Material for the task »
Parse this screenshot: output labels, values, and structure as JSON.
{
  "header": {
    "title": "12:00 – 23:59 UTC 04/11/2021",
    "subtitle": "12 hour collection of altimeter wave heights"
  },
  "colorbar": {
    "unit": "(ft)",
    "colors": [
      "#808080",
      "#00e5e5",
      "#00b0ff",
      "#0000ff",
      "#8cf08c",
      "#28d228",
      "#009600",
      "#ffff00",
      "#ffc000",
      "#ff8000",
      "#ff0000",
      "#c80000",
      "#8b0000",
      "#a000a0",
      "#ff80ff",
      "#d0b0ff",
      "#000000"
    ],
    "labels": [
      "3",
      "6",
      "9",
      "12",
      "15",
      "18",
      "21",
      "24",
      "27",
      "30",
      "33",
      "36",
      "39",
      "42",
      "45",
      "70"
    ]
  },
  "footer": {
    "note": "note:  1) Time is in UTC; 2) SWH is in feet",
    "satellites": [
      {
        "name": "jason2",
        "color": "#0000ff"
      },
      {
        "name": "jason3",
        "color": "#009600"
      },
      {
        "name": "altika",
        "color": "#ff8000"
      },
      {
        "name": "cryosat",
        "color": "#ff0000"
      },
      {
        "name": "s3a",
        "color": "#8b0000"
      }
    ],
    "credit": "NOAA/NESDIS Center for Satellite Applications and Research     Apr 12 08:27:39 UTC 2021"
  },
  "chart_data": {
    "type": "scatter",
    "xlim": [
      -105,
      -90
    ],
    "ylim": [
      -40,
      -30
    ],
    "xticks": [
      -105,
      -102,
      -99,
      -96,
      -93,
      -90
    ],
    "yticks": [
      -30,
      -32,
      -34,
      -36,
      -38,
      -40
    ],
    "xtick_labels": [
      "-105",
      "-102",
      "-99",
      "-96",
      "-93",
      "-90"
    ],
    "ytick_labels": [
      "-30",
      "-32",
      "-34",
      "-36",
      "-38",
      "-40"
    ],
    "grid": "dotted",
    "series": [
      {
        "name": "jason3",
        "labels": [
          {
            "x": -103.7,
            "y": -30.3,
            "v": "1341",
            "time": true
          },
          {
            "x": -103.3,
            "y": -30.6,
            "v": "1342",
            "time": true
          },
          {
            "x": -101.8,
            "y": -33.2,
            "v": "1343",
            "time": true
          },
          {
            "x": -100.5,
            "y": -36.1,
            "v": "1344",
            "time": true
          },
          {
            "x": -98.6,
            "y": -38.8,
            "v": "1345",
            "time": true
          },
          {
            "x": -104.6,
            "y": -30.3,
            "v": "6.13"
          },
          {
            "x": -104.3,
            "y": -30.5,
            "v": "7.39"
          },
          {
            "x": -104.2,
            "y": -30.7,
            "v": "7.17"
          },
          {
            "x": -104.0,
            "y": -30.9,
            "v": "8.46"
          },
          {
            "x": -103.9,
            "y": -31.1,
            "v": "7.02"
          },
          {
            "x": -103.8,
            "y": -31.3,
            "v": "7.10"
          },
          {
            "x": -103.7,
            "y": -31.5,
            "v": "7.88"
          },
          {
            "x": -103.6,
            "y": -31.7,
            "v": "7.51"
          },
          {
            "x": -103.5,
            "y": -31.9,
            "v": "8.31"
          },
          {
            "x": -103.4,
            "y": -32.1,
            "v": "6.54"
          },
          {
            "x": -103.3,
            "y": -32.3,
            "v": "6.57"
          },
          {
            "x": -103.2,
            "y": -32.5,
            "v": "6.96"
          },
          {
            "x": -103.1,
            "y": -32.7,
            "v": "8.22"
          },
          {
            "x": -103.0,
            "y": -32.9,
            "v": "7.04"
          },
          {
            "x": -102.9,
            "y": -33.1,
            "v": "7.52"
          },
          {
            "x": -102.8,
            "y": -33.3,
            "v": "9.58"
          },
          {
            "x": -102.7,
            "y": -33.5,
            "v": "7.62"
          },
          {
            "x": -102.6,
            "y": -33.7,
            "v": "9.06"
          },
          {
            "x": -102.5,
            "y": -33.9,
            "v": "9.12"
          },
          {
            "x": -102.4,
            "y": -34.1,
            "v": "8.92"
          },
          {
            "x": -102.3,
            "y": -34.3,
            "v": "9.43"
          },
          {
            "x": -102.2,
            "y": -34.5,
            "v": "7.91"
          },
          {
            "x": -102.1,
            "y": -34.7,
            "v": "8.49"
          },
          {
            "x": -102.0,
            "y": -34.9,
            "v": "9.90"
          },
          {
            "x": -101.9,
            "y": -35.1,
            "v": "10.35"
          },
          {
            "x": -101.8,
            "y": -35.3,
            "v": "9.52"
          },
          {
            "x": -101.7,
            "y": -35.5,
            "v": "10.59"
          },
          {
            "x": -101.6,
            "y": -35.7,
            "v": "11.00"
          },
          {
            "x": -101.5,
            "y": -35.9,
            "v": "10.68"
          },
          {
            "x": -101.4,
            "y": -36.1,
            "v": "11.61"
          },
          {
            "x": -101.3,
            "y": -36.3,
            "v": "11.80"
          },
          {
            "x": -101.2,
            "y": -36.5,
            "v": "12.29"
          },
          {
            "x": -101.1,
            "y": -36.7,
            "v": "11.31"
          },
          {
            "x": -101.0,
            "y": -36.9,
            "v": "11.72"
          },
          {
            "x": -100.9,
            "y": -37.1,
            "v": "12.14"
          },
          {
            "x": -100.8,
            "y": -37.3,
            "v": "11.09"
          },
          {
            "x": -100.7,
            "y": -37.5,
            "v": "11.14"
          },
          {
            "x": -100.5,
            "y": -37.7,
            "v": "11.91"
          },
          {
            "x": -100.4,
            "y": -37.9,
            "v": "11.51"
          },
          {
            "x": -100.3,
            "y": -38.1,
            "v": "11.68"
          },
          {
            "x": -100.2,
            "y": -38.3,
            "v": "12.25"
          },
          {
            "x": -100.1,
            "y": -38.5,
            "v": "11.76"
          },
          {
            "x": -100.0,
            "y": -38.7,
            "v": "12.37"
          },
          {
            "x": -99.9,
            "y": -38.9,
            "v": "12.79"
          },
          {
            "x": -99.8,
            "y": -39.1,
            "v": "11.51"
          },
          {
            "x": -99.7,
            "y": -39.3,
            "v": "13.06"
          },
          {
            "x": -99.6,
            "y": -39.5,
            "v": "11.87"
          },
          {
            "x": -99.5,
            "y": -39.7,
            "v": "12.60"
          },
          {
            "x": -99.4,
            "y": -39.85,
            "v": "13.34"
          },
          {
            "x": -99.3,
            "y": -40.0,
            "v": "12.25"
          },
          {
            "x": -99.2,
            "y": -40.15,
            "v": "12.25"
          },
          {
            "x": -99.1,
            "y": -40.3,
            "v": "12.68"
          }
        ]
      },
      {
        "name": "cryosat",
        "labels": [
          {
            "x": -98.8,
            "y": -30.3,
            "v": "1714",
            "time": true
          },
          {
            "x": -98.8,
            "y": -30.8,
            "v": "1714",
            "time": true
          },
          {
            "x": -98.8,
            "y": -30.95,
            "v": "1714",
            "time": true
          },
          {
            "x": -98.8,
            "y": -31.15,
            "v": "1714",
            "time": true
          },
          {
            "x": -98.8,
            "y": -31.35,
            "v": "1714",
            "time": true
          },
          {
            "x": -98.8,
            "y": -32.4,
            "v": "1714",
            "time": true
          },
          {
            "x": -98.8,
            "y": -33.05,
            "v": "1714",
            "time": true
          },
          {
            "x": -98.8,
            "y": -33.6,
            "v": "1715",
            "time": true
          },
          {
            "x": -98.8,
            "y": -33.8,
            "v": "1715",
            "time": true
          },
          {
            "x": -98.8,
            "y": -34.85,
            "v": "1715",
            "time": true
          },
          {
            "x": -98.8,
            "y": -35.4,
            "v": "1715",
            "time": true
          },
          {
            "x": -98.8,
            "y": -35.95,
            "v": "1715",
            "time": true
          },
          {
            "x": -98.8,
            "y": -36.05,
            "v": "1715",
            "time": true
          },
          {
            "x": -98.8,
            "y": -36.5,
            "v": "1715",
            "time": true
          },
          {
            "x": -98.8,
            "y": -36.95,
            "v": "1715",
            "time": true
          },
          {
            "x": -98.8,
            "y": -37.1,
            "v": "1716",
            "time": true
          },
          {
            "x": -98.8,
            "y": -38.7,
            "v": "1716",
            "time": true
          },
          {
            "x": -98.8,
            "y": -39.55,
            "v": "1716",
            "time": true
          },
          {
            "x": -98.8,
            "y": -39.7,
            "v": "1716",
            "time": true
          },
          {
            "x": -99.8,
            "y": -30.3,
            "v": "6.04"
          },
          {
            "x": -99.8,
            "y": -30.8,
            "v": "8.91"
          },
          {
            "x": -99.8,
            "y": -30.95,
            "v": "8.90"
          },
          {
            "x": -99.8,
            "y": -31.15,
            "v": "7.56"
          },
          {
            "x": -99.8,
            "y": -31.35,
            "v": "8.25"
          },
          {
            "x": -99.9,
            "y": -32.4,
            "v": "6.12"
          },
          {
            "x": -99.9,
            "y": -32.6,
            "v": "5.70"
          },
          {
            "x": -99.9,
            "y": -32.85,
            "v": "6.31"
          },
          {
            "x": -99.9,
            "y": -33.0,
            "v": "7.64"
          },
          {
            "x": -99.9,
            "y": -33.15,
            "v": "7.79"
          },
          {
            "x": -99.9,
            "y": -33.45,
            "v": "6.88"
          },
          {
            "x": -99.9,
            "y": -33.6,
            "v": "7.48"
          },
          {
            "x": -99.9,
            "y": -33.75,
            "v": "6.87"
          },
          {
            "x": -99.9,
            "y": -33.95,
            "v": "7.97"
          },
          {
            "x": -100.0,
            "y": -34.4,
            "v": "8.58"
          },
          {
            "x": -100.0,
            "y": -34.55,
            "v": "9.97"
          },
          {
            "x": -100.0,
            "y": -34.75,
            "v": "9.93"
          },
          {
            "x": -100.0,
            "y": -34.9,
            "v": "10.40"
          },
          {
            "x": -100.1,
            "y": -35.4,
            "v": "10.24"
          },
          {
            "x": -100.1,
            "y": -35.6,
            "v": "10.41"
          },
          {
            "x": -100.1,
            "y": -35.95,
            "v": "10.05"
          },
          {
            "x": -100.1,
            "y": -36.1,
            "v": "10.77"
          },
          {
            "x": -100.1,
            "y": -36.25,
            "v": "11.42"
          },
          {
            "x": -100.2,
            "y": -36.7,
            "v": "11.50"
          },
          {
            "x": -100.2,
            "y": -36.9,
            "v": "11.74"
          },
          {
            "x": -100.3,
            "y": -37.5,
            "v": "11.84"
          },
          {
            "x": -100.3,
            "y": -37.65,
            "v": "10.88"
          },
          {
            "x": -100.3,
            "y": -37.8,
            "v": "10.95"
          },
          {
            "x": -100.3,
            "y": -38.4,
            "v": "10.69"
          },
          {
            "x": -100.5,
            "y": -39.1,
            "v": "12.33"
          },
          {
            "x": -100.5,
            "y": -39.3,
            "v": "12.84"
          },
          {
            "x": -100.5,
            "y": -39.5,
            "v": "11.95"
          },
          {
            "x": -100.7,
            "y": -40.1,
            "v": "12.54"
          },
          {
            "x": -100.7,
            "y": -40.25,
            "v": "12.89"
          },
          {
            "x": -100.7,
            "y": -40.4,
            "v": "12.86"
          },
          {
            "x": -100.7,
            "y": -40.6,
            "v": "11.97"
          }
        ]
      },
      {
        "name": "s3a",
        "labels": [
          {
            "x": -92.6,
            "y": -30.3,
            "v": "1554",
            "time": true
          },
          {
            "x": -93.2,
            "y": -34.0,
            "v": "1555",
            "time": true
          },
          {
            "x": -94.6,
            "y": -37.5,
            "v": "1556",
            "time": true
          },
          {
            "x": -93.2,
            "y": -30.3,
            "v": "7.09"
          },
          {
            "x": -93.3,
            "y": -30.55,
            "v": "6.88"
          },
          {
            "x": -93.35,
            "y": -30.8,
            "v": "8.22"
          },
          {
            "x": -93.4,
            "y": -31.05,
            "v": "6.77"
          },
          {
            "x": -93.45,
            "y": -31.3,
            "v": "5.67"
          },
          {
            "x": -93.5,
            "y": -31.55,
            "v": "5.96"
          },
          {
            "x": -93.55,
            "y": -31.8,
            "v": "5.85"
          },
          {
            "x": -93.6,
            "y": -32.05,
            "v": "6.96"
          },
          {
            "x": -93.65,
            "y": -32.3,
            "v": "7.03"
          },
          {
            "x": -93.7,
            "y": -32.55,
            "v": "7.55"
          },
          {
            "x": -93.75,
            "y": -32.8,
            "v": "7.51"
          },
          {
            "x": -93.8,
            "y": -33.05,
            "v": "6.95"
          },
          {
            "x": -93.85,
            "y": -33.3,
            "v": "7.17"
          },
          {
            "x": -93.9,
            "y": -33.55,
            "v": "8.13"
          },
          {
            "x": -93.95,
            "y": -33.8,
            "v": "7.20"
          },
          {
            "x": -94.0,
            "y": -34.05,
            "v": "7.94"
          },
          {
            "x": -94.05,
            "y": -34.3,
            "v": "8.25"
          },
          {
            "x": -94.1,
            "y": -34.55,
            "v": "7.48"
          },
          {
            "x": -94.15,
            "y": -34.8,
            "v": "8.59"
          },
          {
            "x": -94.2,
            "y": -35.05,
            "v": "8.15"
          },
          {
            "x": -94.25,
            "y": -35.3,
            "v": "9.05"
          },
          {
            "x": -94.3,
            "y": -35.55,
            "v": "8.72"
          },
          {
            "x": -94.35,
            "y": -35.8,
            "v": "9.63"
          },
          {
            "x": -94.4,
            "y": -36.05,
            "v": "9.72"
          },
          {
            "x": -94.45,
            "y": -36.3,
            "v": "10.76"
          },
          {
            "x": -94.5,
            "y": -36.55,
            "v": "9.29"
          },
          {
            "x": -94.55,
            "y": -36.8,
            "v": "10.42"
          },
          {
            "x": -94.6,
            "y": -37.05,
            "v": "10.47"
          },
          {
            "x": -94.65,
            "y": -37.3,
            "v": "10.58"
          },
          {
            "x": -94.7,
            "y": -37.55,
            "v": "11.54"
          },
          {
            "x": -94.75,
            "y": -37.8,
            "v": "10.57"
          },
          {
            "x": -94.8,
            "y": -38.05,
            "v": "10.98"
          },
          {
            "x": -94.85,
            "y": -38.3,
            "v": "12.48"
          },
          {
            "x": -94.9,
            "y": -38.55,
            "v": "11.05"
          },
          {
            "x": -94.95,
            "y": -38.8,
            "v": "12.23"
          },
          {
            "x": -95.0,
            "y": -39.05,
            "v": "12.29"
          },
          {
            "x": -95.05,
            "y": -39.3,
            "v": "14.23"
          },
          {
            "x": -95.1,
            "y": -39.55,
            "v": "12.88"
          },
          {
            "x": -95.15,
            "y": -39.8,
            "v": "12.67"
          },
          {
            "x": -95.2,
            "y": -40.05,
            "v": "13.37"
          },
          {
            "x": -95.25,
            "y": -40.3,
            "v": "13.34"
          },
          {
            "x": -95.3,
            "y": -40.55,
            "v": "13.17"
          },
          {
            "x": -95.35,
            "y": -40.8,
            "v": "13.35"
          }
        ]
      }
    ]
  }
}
---
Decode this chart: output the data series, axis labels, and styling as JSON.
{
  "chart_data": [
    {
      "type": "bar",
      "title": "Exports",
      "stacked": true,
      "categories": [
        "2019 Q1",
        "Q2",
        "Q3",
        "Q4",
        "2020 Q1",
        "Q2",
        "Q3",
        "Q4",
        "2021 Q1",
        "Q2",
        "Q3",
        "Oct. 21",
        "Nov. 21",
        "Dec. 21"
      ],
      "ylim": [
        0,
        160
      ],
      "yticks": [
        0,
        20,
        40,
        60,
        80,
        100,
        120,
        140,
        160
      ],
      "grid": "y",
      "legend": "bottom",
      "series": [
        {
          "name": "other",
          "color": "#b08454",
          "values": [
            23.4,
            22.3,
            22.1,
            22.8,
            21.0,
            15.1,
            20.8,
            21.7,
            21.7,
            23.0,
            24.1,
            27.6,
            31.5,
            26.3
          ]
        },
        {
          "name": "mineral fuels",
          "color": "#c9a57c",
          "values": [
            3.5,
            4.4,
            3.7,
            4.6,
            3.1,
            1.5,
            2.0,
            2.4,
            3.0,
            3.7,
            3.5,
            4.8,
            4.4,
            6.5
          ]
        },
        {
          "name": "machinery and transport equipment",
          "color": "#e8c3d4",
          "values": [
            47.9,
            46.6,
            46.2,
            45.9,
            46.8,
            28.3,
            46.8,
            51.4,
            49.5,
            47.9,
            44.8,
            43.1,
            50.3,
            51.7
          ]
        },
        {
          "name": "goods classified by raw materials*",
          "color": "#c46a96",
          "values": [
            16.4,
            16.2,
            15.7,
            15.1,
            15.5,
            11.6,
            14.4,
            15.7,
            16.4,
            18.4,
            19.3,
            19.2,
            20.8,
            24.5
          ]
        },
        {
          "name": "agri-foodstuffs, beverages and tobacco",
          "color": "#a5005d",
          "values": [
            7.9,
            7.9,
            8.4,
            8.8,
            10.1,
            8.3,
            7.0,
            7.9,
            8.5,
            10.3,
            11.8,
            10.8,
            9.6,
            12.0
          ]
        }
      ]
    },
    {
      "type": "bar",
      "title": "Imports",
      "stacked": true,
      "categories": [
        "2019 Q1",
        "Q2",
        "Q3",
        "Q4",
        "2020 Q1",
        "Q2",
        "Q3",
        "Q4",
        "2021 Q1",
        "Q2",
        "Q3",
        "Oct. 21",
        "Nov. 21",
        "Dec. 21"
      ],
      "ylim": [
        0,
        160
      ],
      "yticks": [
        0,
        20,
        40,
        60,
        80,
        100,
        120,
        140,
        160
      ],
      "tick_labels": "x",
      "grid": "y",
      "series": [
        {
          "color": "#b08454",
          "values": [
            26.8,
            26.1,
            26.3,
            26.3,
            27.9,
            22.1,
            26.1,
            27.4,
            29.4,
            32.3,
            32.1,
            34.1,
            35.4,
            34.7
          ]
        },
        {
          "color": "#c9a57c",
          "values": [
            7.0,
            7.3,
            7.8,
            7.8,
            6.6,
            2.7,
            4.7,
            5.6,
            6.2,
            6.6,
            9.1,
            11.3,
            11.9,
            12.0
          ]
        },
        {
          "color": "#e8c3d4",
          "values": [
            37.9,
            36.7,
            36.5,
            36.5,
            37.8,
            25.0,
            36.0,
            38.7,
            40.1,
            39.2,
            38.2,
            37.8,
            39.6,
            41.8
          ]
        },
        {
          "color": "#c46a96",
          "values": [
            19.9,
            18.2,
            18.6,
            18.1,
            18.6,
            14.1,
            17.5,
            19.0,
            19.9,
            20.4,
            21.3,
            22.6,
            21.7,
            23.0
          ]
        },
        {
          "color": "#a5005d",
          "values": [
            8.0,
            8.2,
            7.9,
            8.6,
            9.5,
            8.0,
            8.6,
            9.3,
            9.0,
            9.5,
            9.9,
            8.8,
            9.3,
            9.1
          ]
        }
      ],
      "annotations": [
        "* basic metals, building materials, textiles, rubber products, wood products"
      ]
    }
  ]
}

What you are asked to do » Show every line in the entries where the string "JSON" occurs.

Output below »
Parse this screenshot: output labels, values, and structure as JSON.
Decode this chart: output the data series, axis labels, and styling as JSON.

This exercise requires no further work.